▶ [DATA EXTRACT]:
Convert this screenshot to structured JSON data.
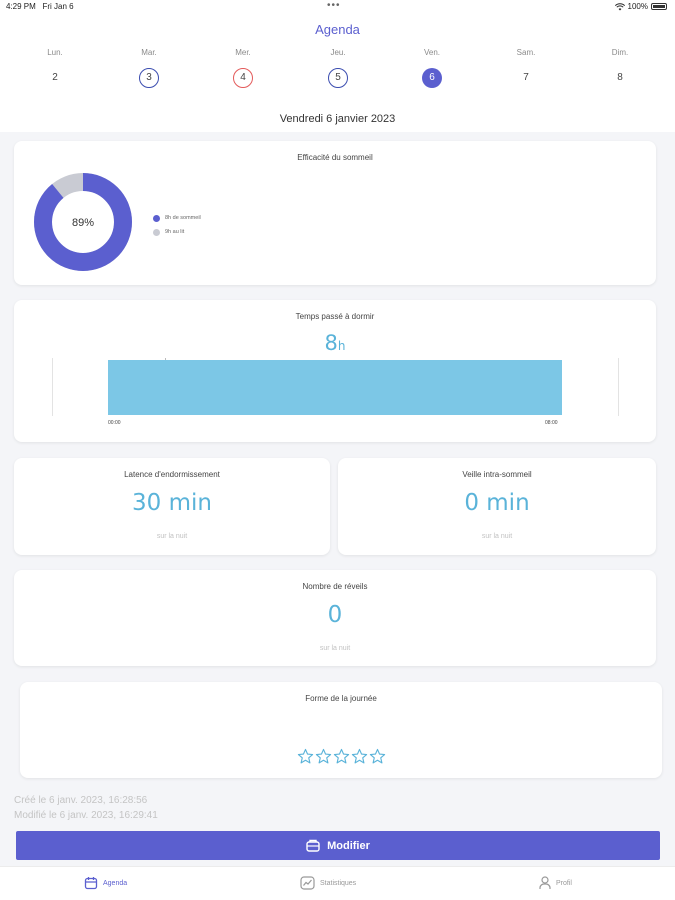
{
  "status_bar": {
    "time": "4:29 PM",
    "date": "Fri Jan 6",
    "battery": "100%"
  },
  "header": {
    "title": "Agenda"
  },
  "week": [
    {
      "name": "Lun.",
      "num": "2",
      "style": "plain"
    },
    {
      "name": "Mar.",
      "num": "3",
      "style": "blue"
    },
    {
      "name": "Mer.",
      "num": "4",
      "style": "red"
    },
    {
      "name": "Jeu.",
      "num": "5",
      "style": "blue"
    },
    {
      "name": "Ven.",
      "num": "6",
      "style": "selected"
    },
    {
      "name": "Sam.",
      "num": "7",
      "style": "plain"
    },
    {
      "name": "Dim.",
      "num": "8",
      "style": "plain"
    }
  ],
  "date_title": "Vendredi 6 janvier 2023",
  "efficiency": {
    "title": "Efficacité du sommeil",
    "percent_label": "89%",
    "percent": 89,
    "legend": [
      {
        "label": "8h de sommeil",
        "color": "#5b5fcf"
      },
      {
        "label": "9h au lit",
        "color": "#c9cbd3"
      }
    ]
  },
  "time_asleep": {
    "title": "Temps passé à dormir",
    "value": "8",
    "unit": "h",
    "start_label": "00:00",
    "end_label": "08:00"
  },
  "latency": {
    "title": "Latence d'endormissement",
    "value": "30 min",
    "sub": "sur la nuit"
  },
  "awake": {
    "title": "Veille intra-sommeil",
    "value": "0 min",
    "sub": "sur la nuit"
  },
  "awakenings": {
    "title": "Nombre de réveils",
    "value": "0",
    "sub": "sur la nuit"
  },
  "mood": {
    "title": "Forme de la journée",
    "stars_total": 5,
    "stars_filled": 0
  },
  "meta": {
    "created": "Créé le 6 janv. 2023, 16:28:56",
    "modified": "Modifié le 6 janv. 2023, 16:29:41"
  },
  "modify_button": {
    "label": "Modifier"
  },
  "tabs": [
    {
      "label": "Agenda",
      "icon": "calendar-icon"
    },
    {
      "label": "Statistiques",
      "icon": "chart-icon"
    },
    {
      "label": "Profil",
      "icon": "person-icon"
    }
  ],
  "colors": {
    "accent": "#5b5fcf",
    "metric": "#5ab3d9",
    "bar": "#7cc7e6",
    "remainder": "#c9cbd3"
  }
}
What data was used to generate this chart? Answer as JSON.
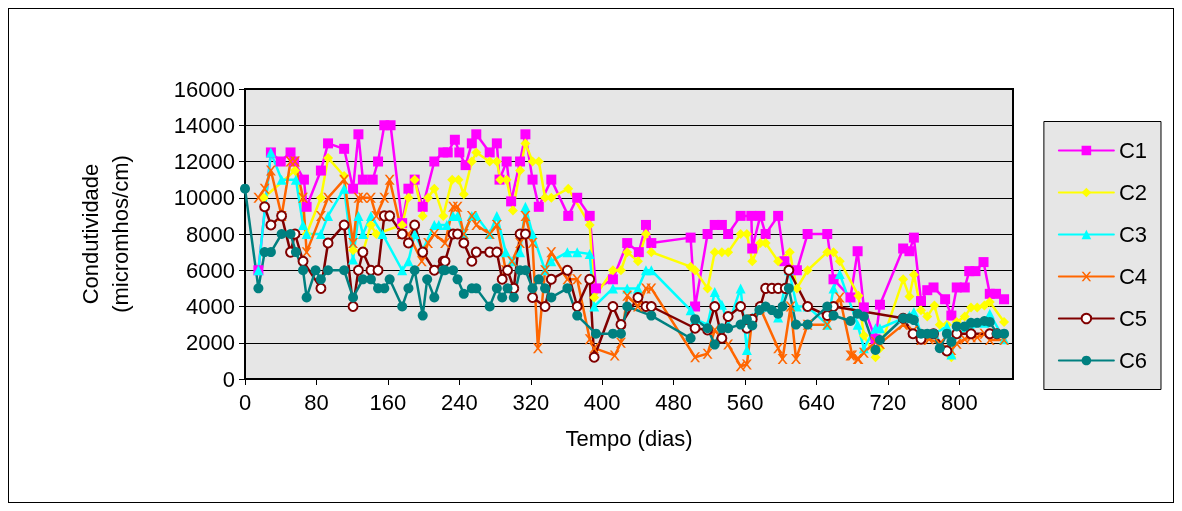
{
  "chart_data": {
    "type": "line",
    "xlabel": "Tempo (dias)",
    "ylabel": "Condutividade\n(micromhos/cm)",
    "xlim": [
      0,
      860
    ],
    "xticks": [
      0,
      80,
      160,
      240,
      320,
      400,
      480,
      560,
      640,
      720,
      800
    ],
    "ylim": [
      0,
      16000
    ],
    "yticks": [
      0,
      2000,
      4000,
      6000,
      8000,
      10000,
      12000,
      14000,
      16000
    ],
    "grid": "y",
    "legend": "right",
    "line_style": "solid",
    "series": [
      {
        "name": "C1",
        "color": "#ff00ff",
        "marker": "square",
        "x": [
          15,
          29,
          40,
          51,
          55,
          66,
          69,
          85,
          93,
          111,
          121,
          127,
          132,
          143,
          149,
          156,
          163,
          176,
          183,
          190,
          199,
          212,
          222,
          227,
          235,
          240,
          247,
          254,
          259,
          274,
          282,
          285,
          293,
          298,
          308,
          314,
          322,
          329,
          343,
          362,
          372,
          386,
          393,
          412,
          428,
          441,
          449,
          455,
          499,
          504,
          518,
          526,
          534,
          541,
          555,
          567,
          568,
          577,
          583,
          597,
          604,
          618,
          630,
          652,
          659,
          678,
          686,
          693,
          706,
          711,
          737,
          744,
          749,
          757,
          764,
          771,
          784,
          791,
          797,
          806,
          811,
          818,
          827,
          834,
          841,
          850
        ],
        "values": [
          6000,
          12500,
          12000,
          12500,
          12000,
          11000,
          9500,
          11500,
          13000,
          12700,
          10500,
          13500,
          11000,
          11000,
          12000,
          14000,
          14000,
          8600,
          10500,
          11000,
          9500,
          12000,
          12500,
          12500,
          13200,
          12500,
          11800,
          13000,
          13500,
          12500,
          13000,
          11000,
          12000,
          9800,
          12000,
          13500,
          11000,
          9500,
          11000,
          9000,
          10000,
          9000,
          5000,
          5500,
          7500,
          7000,
          8500,
          7500,
          7800,
          4000,
          8000,
          8500,
          8500,
          8000,
          9000,
          9000,
          7200,
          9000,
          8000,
          9000,
          6500,
          6000,
          8000,
          8000,
          5500,
          4500,
          7050,
          3950,
          2200,
          4100,
          7200,
          7050,
          7800,
          4300,
          4900,
          5050,
          4400,
          3500,
          5050,
          5050,
          5950,
          5950,
          6450,
          4700,
          4700,
          4400
        ]
      },
      {
        "name": "C2",
        "color": "#ffff00",
        "marker": "diamond",
        "x": [
          21,
          56,
          69,
          85,
          93,
          111,
          121,
          132,
          141,
          147,
          176,
          183,
          190,
          199,
          205,
          212,
          222,
          232,
          239,
          245,
          254,
          259,
          274,
          282,
          286,
          293,
          300,
          308,
          314,
          322,
          329,
          336,
          343,
          362,
          386,
          391,
          412,
          421,
          428,
          440,
          449,
          455,
          499,
          504,
          518,
          526,
          534,
          541,
          555,
          562,
          568,
          577,
          583,
          597,
          610,
          618,
          630,
          652,
          659,
          666,
          687,
          693,
          706,
          711,
          737,
          744,
          749,
          757,
          764,
          772,
          778,
          786,
          791,
          797,
          806,
          813,
          820,
          828,
          834,
          850
        ],
        "values": [
          10000,
          11500,
          8000,
          10000,
          12200,
          11200,
          7100,
          7000,
          8500,
          8000,
          8500,
          10000,
          11000,
          9000,
          10000,
          10500,
          9000,
          11000,
          11000,
          10200,
          12000,
          12500,
          12000,
          12000,
          11000,
          11000,
          9300,
          11500,
          13000,
          12000,
          12000,
          10000,
          10000,
          10500,
          8500,
          4500,
          6000,
          6000,
          7000,
          6500,
          8000,
          7000,
          6200,
          6000,
          5000,
          7000,
          7000,
          7000,
          8000,
          8000,
          6500,
          7500,
          7500,
          6500,
          7000,
          5000,
          6000,
          7000,
          7000,
          6500,
          4600,
          2400,
          1200,
          1700,
          5500,
          4550,
          5750,
          3800,
          3450,
          4050,
          3000,
          3000,
          1200,
          3150,
          3450,
          3950,
          3950,
          4050,
          4250,
          3150
        ]
      },
      {
        "name": "C3",
        "color": "#00ffff",
        "marker": "triangle",
        "x": [
          15,
          29,
          41,
          57,
          65,
          69,
          85,
          93,
          111,
          121,
          127,
          132,
          141,
          154,
          176,
          183,
          190,
          199,
          212,
          217,
          226,
          233,
          238,
          245,
          254,
          259,
          274,
          282,
          292,
          299,
          308,
          314,
          322,
          336,
          343,
          361,
          372,
          386,
          391,
          412,
          428,
          440,
          449,
          455,
          499,
          504,
          518,
          526,
          534,
          541,
          555,
          562,
          568,
          577,
          583,
          597,
          609,
          618,
          630,
          652,
          659,
          666,
          686,
          693,
          706,
          711,
          737,
          744,
          749,
          757,
          772,
          786,
          791,
          797,
          813,
          828,
          834,
          850
        ],
        "values": [
          6000,
          12500,
          11000,
          11000,
          8500,
          8000,
          8000,
          9000,
          10500,
          6600,
          9000,
          8000,
          9000,
          8000,
          6000,
          6500,
          8000,
          7100,
          8500,
          8500,
          8500,
          9000,
          9000,
          8000,
          9000,
          9000,
          8000,
          9000,
          7000,
          6500,
          7000,
          9500,
          8000,
          6000,
          6500,
          7000,
          7000,
          6900,
          4000,
          5000,
          5000,
          5000,
          6000,
          6000,
          3800,
          3300,
          3000,
          4800,
          4100,
          3000,
          5000,
          1600,
          3400,
          4000,
          4000,
          3400,
          6000,
          4000,
          4000,
          3000,
          5000,
          5800,
          3000,
          1700,
          2800,
          2800,
          3350,
          3500,
          3700,
          2500,
          2500,
          2900,
          1350,
          2500,
          2800,
          3100,
          3600,
          2200
        ]
      },
      {
        "name": "C4",
        "color": "#ff6600",
        "marker": "cross",
        "x": [
          15,
          22,
          29,
          41,
          51,
          56,
          65,
          69,
          85,
          93,
          111,
          121,
          127,
          132,
          141,
          147,
          156,
          162,
          176,
          183,
          198,
          205,
          212,
          224,
          233,
          238,
          245,
          254,
          259,
          274,
          282,
          292,
          299,
          308,
          314,
          322,
          328,
          336,
          343,
          361,
          372,
          386,
          391,
          414,
          421,
          428,
          440,
          449,
          455,
          504,
          518,
          526,
          541,
          555,
          562,
          568,
          577,
          597,
          602,
          611,
          617,
          630,
          652,
          666,
          680,
          687,
          678,
          686,
          693,
          706,
          711,
          737,
          748,
          757,
          766,
          778,
          791,
          797,
          806,
          813,
          820,
          828,
          834,
          850
        ],
        "values": [
          10000,
          10500,
          11500,
          9000,
          12000,
          12000,
          10000,
          7000,
          9000,
          10000,
          11000,
          7500,
          10000,
          10000,
          10000,
          9000,
          10000,
          11000,
          8000,
          8000,
          6500,
          7500,
          8000,
          7500,
          9500,
          9500,
          8000,
          9000,
          8500,
          8000,
          8500,
          6000,
          6500,
          7500,
          9000,
          7500,
          1700,
          6000,
          7000,
          5500,
          5500,
          2200,
          1700,
          1300,
          2000,
          4600,
          4000,
          5000,
          5000,
          1200,
          1400,
          2700,
          1900,
          700,
          800,
          3300,
          3900,
          1700,
          1100,
          4000,
          1100,
          3000,
          3000,
          4500,
          1300,
          1100,
          1300,
          1100,
          1450,
          2050,
          1950,
          3000,
          2650,
          2150,
          2200,
          1950,
          1600,
          1950,
          2200,
          2300,
          2300,
          2500,
          2150,
          2150
        ]
      },
      {
        "name": "C5",
        "color": "#800000",
        "marker": "emptyCircle",
        "x": [
          22,
          29,
          41,
          51,
          56,
          65,
          85,
          93,
          111,
          121,
          127,
          132,
          141,
          149,
          156,
          162,
          176,
          183,
          190,
          199,
          212,
          222,
          224,
          233,
          238,
          245,
          254,
          259,
          274,
          282,
          288,
          294,
          301,
          308,
          314,
          322,
          336,
          343,
          361,
          372,
          386,
          391,
          412,
          421,
          440,
          449,
          455,
          504,
          518,
          526,
          534,
          541,
          555,
          562,
          568,
          577,
          583,
          590,
          597,
          605,
          609,
          630,
          652,
          659,
          737,
          748,
          757,
          771,
          786,
          797,
          813,
          834,
          842
        ],
        "values": [
          9500,
          8500,
          9000,
          7000,
          8000,
          6500,
          5000,
          7500,
          8500,
          4000,
          6000,
          7000,
          6000,
          6000,
          9000,
          9000,
          8000,
          7500,
          8500,
          7000,
          6000,
          6500,
          6500,
          8000,
          8000,
          7500,
          6500,
          7000,
          7000,
          7000,
          5500,
          6000,
          5000,
          8000,
          8000,
          4500,
          4000,
          5500,
          6000,
          4000,
          5500,
          1200,
          4000,
          3000,
          4500,
          4000,
          4000,
          2800,
          2700,
          4000,
          2250,
          3450,
          4000,
          2800,
          3300,
          4000,
          5000,
          5000,
          5000,
          5000,
          6000,
          4000,
          3500,
          4000,
          3350,
          2500,
          2200,
          2500,
          1550,
          2500,
          2500,
          2500,
          2500
        ]
      },
      {
        "name": "C6",
        "color": "#008080",
        "marker": "circle",
        "x": [
          0,
          15,
          22,
          29,
          41,
          51,
          57,
          65,
          69,
          79,
          85,
          93,
          111,
          121,
          132,
          141,
          149,
          156,
          162,
          176,
          183,
          190,
          199,
          204,
          212,
          222,
          224,
          233,
          238,
          245,
          254,
          259,
          274,
          282,
          288,
          294,
          301,
          308,
          314,
          322,
          329,
          336,
          343,
          361,
          372,
          393,
          412,
          421,
          428,
          455,
          499,
          504,
          518,
          526,
          534,
          541,
          555,
          562,
          568,
          576,
          583,
          590,
          597,
          602,
          609,
          617,
          630,
          652,
          659,
          678,
          686,
          693,
          706,
          711,
          737,
          744,
          749,
          757,
          764,
          771,
          778,
          786,
          791,
          797,
          806,
          813,
          820,
          828,
          834,
          842,
          850
        ],
        "values": [
          10500,
          5000,
          7000,
          7000,
          8000,
          8000,
          7000,
          6000,
          4500,
          6000,
          5500,
          6000,
          6000,
          4500,
          5500,
          5500,
          5000,
          5000,
          5500,
          4000,
          5000,
          6000,
          3500,
          5500,
          4500,
          6000,
          6000,
          6000,
          5500,
          4700,
          5000,
          5000,
          4000,
          5000,
          4500,
          5000,
          4500,
          6000,
          6000,
          5000,
          5500,
          5000,
          4500,
          5000,
          3500,
          2500,
          2500,
          2500,
          4000,
          3500,
          2250,
          3300,
          2800,
          1900,
          2800,
          2800,
          3000,
          3300,
          2950,
          3800,
          4000,
          3800,
          3600,
          4000,
          5000,
          3000,
          3000,
          4000,
          3500,
          3200,
          3600,
          3450,
          1600,
          2150,
          3350,
          3350,
          3250,
          2500,
          2500,
          2500,
          1700,
          2500,
          2050,
          2900,
          2900,
          3100,
          3100,
          3200,
          3150,
          2500,
          2500
        ]
      }
    ]
  }
}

▶ [TASK DETAILS]:
Reply with only the number of lines in the entries that contain the word "marker".

▶ [COMPLETED TASK]:
6